- [Source records]:
-------------------------
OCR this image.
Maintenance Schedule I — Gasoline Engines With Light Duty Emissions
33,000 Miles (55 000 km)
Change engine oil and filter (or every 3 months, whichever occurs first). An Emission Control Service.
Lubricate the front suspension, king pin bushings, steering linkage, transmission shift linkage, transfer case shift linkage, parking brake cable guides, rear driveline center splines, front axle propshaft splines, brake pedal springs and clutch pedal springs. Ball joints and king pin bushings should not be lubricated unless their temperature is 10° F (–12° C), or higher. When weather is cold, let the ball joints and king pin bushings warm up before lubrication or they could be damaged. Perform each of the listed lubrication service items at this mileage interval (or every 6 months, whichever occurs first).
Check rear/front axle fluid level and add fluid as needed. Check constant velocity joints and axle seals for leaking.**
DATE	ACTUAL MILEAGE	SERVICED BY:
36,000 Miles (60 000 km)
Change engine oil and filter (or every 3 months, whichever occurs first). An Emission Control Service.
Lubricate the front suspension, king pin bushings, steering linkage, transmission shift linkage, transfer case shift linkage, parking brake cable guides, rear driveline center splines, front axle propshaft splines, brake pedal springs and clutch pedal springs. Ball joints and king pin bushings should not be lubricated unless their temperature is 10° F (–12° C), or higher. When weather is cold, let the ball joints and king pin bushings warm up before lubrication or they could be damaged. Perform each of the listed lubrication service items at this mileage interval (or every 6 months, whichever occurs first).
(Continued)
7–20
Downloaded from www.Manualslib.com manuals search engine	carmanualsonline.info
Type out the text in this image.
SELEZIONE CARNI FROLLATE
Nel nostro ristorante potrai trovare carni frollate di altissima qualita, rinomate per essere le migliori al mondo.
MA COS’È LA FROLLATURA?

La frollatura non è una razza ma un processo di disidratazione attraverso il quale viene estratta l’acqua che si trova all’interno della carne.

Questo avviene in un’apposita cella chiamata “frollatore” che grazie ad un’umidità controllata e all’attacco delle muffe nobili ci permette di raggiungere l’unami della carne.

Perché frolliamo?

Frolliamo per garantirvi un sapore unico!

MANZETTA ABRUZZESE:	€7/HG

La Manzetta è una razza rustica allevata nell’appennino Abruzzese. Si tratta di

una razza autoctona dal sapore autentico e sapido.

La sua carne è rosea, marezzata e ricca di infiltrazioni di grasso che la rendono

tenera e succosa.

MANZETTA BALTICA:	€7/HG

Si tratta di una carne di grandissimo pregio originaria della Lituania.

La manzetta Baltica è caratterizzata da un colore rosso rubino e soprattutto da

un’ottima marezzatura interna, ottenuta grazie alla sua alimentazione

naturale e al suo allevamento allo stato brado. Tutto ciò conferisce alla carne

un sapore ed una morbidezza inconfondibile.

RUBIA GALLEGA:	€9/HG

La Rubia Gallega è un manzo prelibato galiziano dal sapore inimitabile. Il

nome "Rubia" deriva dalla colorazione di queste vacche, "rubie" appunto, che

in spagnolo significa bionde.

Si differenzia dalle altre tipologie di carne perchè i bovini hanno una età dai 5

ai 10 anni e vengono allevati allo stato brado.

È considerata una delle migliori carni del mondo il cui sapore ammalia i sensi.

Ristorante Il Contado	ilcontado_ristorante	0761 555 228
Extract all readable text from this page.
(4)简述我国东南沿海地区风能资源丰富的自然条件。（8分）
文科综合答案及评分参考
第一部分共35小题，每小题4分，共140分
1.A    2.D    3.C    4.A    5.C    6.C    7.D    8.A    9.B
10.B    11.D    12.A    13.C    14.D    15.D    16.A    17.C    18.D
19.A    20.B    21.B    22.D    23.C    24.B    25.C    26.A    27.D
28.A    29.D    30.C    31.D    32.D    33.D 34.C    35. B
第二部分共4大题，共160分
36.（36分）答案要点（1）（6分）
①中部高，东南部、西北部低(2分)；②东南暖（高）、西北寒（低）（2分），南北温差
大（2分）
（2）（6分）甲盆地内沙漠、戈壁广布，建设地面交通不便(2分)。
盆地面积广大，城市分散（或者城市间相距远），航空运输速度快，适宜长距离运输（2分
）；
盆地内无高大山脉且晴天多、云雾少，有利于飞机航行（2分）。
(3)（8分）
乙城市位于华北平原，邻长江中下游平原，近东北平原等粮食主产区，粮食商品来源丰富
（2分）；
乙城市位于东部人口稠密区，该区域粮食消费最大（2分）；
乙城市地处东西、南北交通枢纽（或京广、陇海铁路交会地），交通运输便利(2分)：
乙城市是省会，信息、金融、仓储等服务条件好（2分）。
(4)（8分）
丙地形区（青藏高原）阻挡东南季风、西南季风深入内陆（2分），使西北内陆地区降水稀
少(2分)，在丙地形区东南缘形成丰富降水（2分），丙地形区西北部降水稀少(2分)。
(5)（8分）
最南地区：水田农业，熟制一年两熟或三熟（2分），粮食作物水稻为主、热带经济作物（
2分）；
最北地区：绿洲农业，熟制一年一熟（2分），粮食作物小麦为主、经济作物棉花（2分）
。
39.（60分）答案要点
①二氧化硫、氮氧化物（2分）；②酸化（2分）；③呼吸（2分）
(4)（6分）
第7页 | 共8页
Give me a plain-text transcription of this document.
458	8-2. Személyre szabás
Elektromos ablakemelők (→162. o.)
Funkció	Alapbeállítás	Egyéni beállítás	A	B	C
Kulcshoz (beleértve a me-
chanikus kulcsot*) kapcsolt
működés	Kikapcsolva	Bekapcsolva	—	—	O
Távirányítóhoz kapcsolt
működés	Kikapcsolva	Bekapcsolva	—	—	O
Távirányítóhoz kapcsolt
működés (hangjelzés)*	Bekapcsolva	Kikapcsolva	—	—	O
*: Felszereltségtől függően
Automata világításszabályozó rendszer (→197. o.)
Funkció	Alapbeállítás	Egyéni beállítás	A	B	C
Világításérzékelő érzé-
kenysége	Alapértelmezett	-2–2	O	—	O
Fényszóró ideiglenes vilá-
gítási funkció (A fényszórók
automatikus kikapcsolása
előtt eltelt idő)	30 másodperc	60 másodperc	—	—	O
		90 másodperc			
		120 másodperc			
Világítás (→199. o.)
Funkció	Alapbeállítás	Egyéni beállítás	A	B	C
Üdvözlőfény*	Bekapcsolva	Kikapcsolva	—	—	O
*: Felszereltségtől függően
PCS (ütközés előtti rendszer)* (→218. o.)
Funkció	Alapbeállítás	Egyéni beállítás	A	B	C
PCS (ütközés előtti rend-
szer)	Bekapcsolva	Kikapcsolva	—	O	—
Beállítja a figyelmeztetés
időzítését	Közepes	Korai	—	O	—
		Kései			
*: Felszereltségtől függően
-------------------------
- [Prompt]: Starting from the line with "Give me a plain-text" and ending with the final line of the data, quote every line exactly, both ends included.

- [Expected answer]:
Give me a plain-text transcription of this document.
458	8-2. Személyre szabás
Elektromos ablakemelők (→162. o.)
Funkció	Alapbeállítás	Egyéni beállítás	A	B	C
Kulcshoz (beleértve a me-
chanikus kulcsot*) kapcsolt
működés	Kikapcsolva	Bekapcsolva	—	—	O
Távirányítóhoz kapcsolt
működés	Kikapcsolva	Bekapcsolva	—	—	O
Távirányítóhoz kapcsolt
működés (hangjelzés)*	Bekapcsolva	Kikapcsolva	—	—	O
*: Felszereltségtől függően
Automata világításszabályozó rendszer (→197. o.)
Funkció	Alapbeállítás	Egyéni beállítás	A	B	C
Világításérzékelő érzé-
kenysége	Alapértelmezett	-2–2	O	—	O
Fényszóró ideiglenes vilá-
gítási funkció (A fényszórók
automatikus kikapcsolása
előtt eltelt idő)	30 másodperc	60 másodperc	—	—	O
		90 másodperc			
		120 másodperc			
Világítás (→199. o.)
Funkció	Alapbeállítás	Egyéni beállítás	A	B	C
Üdvözlőfény*	Bekapcsolva	Kikapcsolva	—	—	O
*: Felszereltségtől függően
PCS (ütközés előtti rendszer)* (→218. o.)
Funkció	Alapbeállítás	Egyéni beállítás	A	B	C
PCS (ütközés előtti rend-
szer)	Bekapcsolva	Kikapcsolva	—	O	—
Beállítja a figyelmeztetés
időzítését	Közepes	Korai	—	O	—
		Kései			
*: Felszereltségtől függően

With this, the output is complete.